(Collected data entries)
# # # # # # #

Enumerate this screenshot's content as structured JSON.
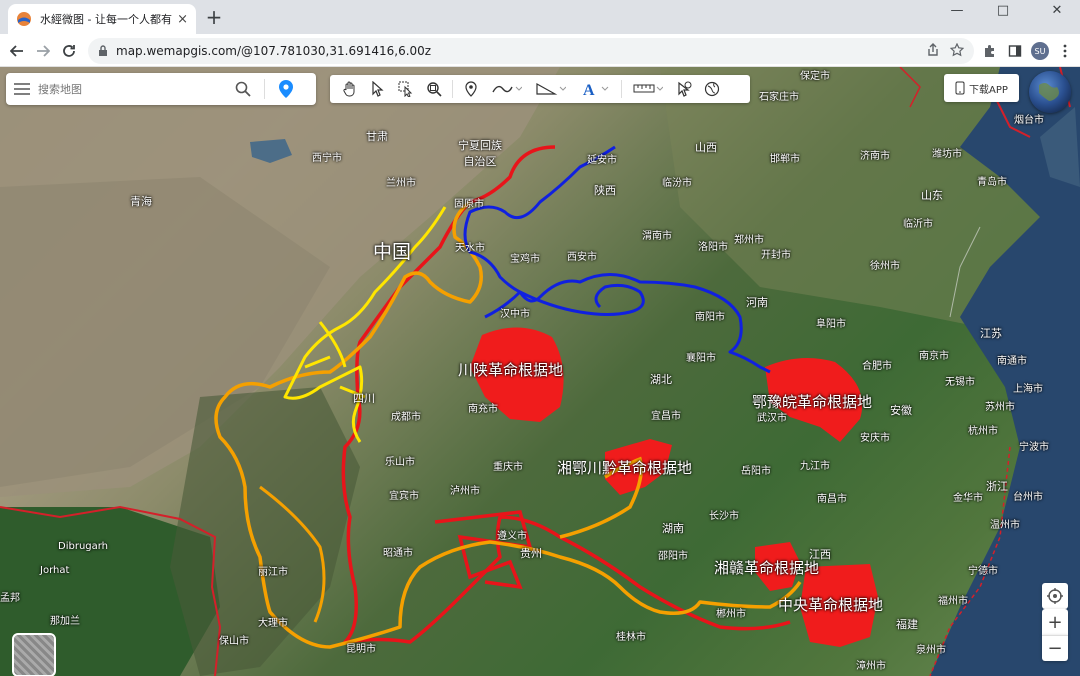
{
  "browser": {
    "tab_title": "水經微图 - 让每一个人都有自己",
    "tab_close": "×",
    "new_tab": "+",
    "window_controls": {
      "minimize": "—",
      "maximize": "□",
      "close": "✕"
    },
    "url": "map.wemapgis.com/@107.781030,31.691416,6.00z",
    "profile_initials": "SU"
  },
  "map_ui": {
    "search_placeholder": "搜索地图",
    "download_app": "下载APP",
    "zoom_in": "+",
    "zoom_out": "−"
  },
  "labels": {
    "country": "中国",
    "bases": [
      "川陕革命根据地",
      "鄂豫皖革命根据地",
      "湘鄂川黔革命根据地",
      "湘赣革命根据地",
      "中央革命根据地"
    ],
    "provinces": [
      "青海",
      "甘肃",
      "宁夏回族自治区",
      "陕西",
      "山西",
      "河南",
      "湖北",
      "四川",
      "湖南",
      "江西",
      "浙江",
      "江苏",
      "山东",
      "安徽",
      "福建",
      "贵州"
    ],
    "cities": [
      "西宁市",
      "兰州市",
      "固原市",
      "延安市",
      "西安市",
      "宝鸡市",
      "天水市",
      "汉中市",
      "渭南市",
      "洛阳市",
      "郑州市",
      "开封市",
      "南阳市",
      "襄阳市",
      "宜昌市",
      "武汉市",
      "岳阳市",
      "长沙市",
      "合肥市",
      "南京市",
      "无锡市",
      "苏州市",
      "上海市",
      "杭州市",
      "宁波市",
      "金华市",
      "台州市",
      "温州市",
      "南昌市",
      "福州市",
      "泉州市",
      "漳州市",
      "成都市",
      "南充市",
      "重庆市",
      "乐山市",
      "宜宾市",
      "泸州市",
      "遵义市",
      "昭通市",
      "丽江市",
      "大理市",
      "昆明市",
      "保山市",
      "桂林市",
      "郴州市",
      "邵阳市",
      "石家庄市",
      "保定市",
      "济南市",
      "潍坊市",
      "青岛市",
      "烟台市",
      "临沂市",
      "徐州市",
      "临汾市",
      "邯郸市",
      "南通市",
      "阜阳市",
      "安庆市",
      "九江市",
      "宁德市",
      "那加兰",
      "孟邦",
      "Dibrugarh",
      "Jorhat"
    ]
  },
  "colors": {
    "route_red": "#e8141a",
    "route_orange": "#f5a000",
    "route_yellow": "#ffe600",
    "route_blue": "#1020e0",
    "base_fill": "#f01c1c",
    "border_red": "#d4202a"
  },
  "icons": [
    "menu-icon",
    "search-icon",
    "location-pin-icon",
    "pan-hand-icon",
    "select-arrow-icon",
    "select-multi-icon",
    "zoom-box-icon",
    "marker-icon",
    "polyline-icon",
    "polygon-icon",
    "text-icon",
    "measure-icon",
    "info-pointer-icon",
    "globe-tool-icon",
    "phone-icon",
    "compass-icon"
  ]
}
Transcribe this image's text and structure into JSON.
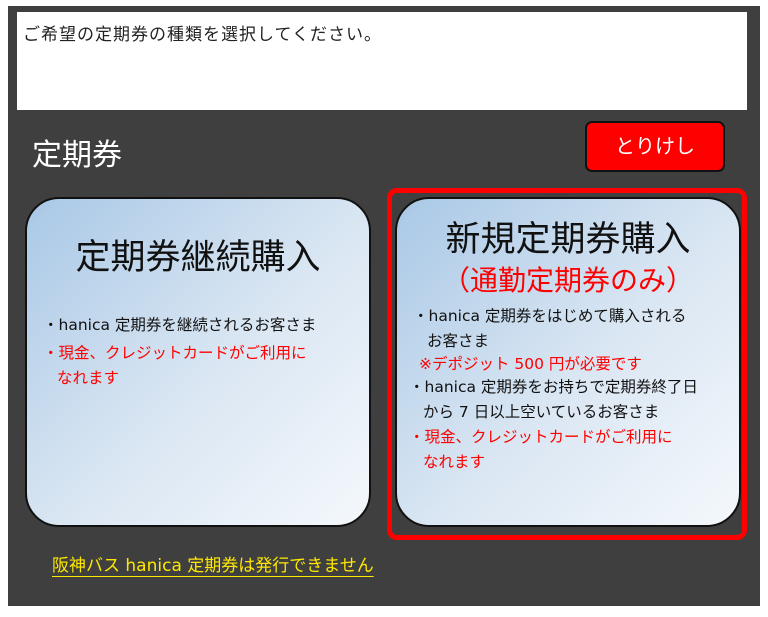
{
  "instruction": "ご希望の定期券の種類を選択してください。",
  "page_title": "定期券",
  "cancel_button": "とりけし",
  "card_continue": {
    "title": "定期券継続購入",
    "line1": "・hanica 定期券を継続されるお客さま",
    "line2a": "・現金、クレジットカードがご利用に",
    "line2b": "なれます"
  },
  "card_new": {
    "title": "新規定期券購入",
    "subtitle": "（通勤定期券のみ）",
    "line1a": "・hanica 定期券をはじめて購入される",
    "line1b": "お客さま",
    "deposit_note": "※デポジット 500 円が必要です",
    "line2a": "・hanica 定期券をお持ちで定期券終了日",
    "line2b": "から 7 日以上空いているお客さま",
    "line3a": "・現金、クレジットカードがご利用に",
    "line3b": "なれます"
  },
  "hanshin_notice": "阪神バス hanica 定期券は発行できません",
  "colors": {
    "background": "#3f3f3f",
    "accent_red": "#ff0000",
    "notice_yellow": "#ffe800",
    "card_gradient_start": "#a9c8e6"
  }
}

# # # # # # #

● Task directions: Give the data again exactly as written, with all pictures left out.

● Response to the exercise:
Enumerate this screenshot's content as structured JSON.
{
  "browser": {
    "tab_title": "水經微图 - 让每一个人都有自己",
    "tab_close": "×",
    "new_tab": "+",
    "window_controls": {
      "minimize": "—",
      "maximize": "□",
      "close": "✕"
    },
    "url": "map.wemapgis.com/@107.781030,31.691416,6.00z",
    "profile_initials": "SU"
  },
  "map_ui": {
    "search_placeholder": "搜索地图",
    "download_app": "下载APP",
    "zoom_in": "+",
    "zoom_out": "−"
  },
  "labels": {
    "country": "中国",
    "bases": [
      "川陕革命根据地",
      "鄂豫皖革命根据地",
      "湘鄂川黔革命根据地",
      "湘赣革命根据地",
      "中央革命根据地"
    ],
    "provinces": [
      "青海",
      "甘肃",
      "宁夏回族自治区",
      "陕西",
      "山西",
      "河南",
      "湖北",
      "四川",
      "湖南",
      "江西",
      "浙江",
      "江苏",
      "山东",
      "安徽",
      "福建",
      "贵州"
    ],
    "cities": [
      "西宁市",
      "兰州市",
      "固原市",
      "延安市",
      "西安市",
      "宝鸡市",
      "天水市",
      "汉中市",
      "渭南市",
      "洛阳市",
      "郑州市",
      "开封市",
      "南阳市",
      "襄阳市",
      "宜昌市",
      "武汉市",
      "岳阳市",
      "长沙市",
      "合肥市",
      "南京市",
      "无锡市",
      "苏州市",
      "上海市",
      "杭州市",
      "宁波市",
      "金华市",
      "台州市",
      "温州市",
      "南昌市",
      "福州市",
      "泉州市",
      "漳州市",
      "成都市",
      "南充市",
      "重庆市",
      "乐山市",
      "宜宾市",
      "泸州市",
      "遵义市",
      "昭通市",
      "丽江市",
      "大理市",
      "昆明市",
      "保山市",
      "桂林市",
      "郴州市",
      "邵阳市",
      "石家庄市",
      "保定市",
      "济南市",
      "潍坊市",
      "青岛市",
      "烟台市",
      "临沂市",
      "徐州市",
      "临汾市",
      "邯郸市",
      "南通市",
      "阜阳市",
      "安庆市",
      "九江市",
      "宁德市",
      "那加兰",
      "孟邦",
      "Dibrugarh",
      "Jorhat"
    ]
  },
  "colors": {
    "route_red": "#e8141a",
    "route_orange": "#f5a000",
    "route_yellow": "#ffe600",
    "route_blue": "#1020e0",
    "base_fill": "#f01c1c",
    "border_red": "#d4202a"
  },
  "icons": [
    "menu-icon",
    "search-icon",
    "location-pin-icon",
    "pan-hand-icon",
    "select-arrow-icon",
    "select-multi-icon",
    "zoom-box-icon",
    "marker-icon",
    "polyline-icon",
    "polygon-icon",
    "text-icon",
    "measure-icon",
    "info-pointer-icon",
    "globe-tool-icon",
    "phone-icon",
    "compass-icon"
  ]
}
Transcribe this image's text and structure into JSON.
{
  "instruction": "ご希望の定期券の種類を選択してください。",
  "page_title": "定期券",
  "cancel_button": "とりけし",
  "card_continue": {
    "title": "定期券継続購入",
    "line1": "・hanica 定期券を継続されるお客さま",
    "line2a": "・現金、クレジットカードがご利用に",
    "line2b": "なれます"
  },
  "card_new": {
    "title": "新規定期券購入",
    "subtitle": "（通勤定期券のみ）",
    "line1a": "・hanica 定期券をはじめて購入される",
    "line1b": "お客さま",
    "deposit_note": "※デポジット 500 円が必要です",
    "line2a": "・hanica 定期券をお持ちで定期券終了日",
    "line2b": "から 7 日以上空いているお客さま",
    "line3a": "・現金、クレジットカードがご利用に",
    "line3b": "なれます"
  },
  "hanshin_notice": "阪神バス hanica 定期券は発行できません",
  "colors": {
    "background": "#3f3f3f",
    "accent_red": "#ff0000",
    "notice_yellow": "#ffe800",
    "card_gradient_start": "#a9c8e6"
  }
}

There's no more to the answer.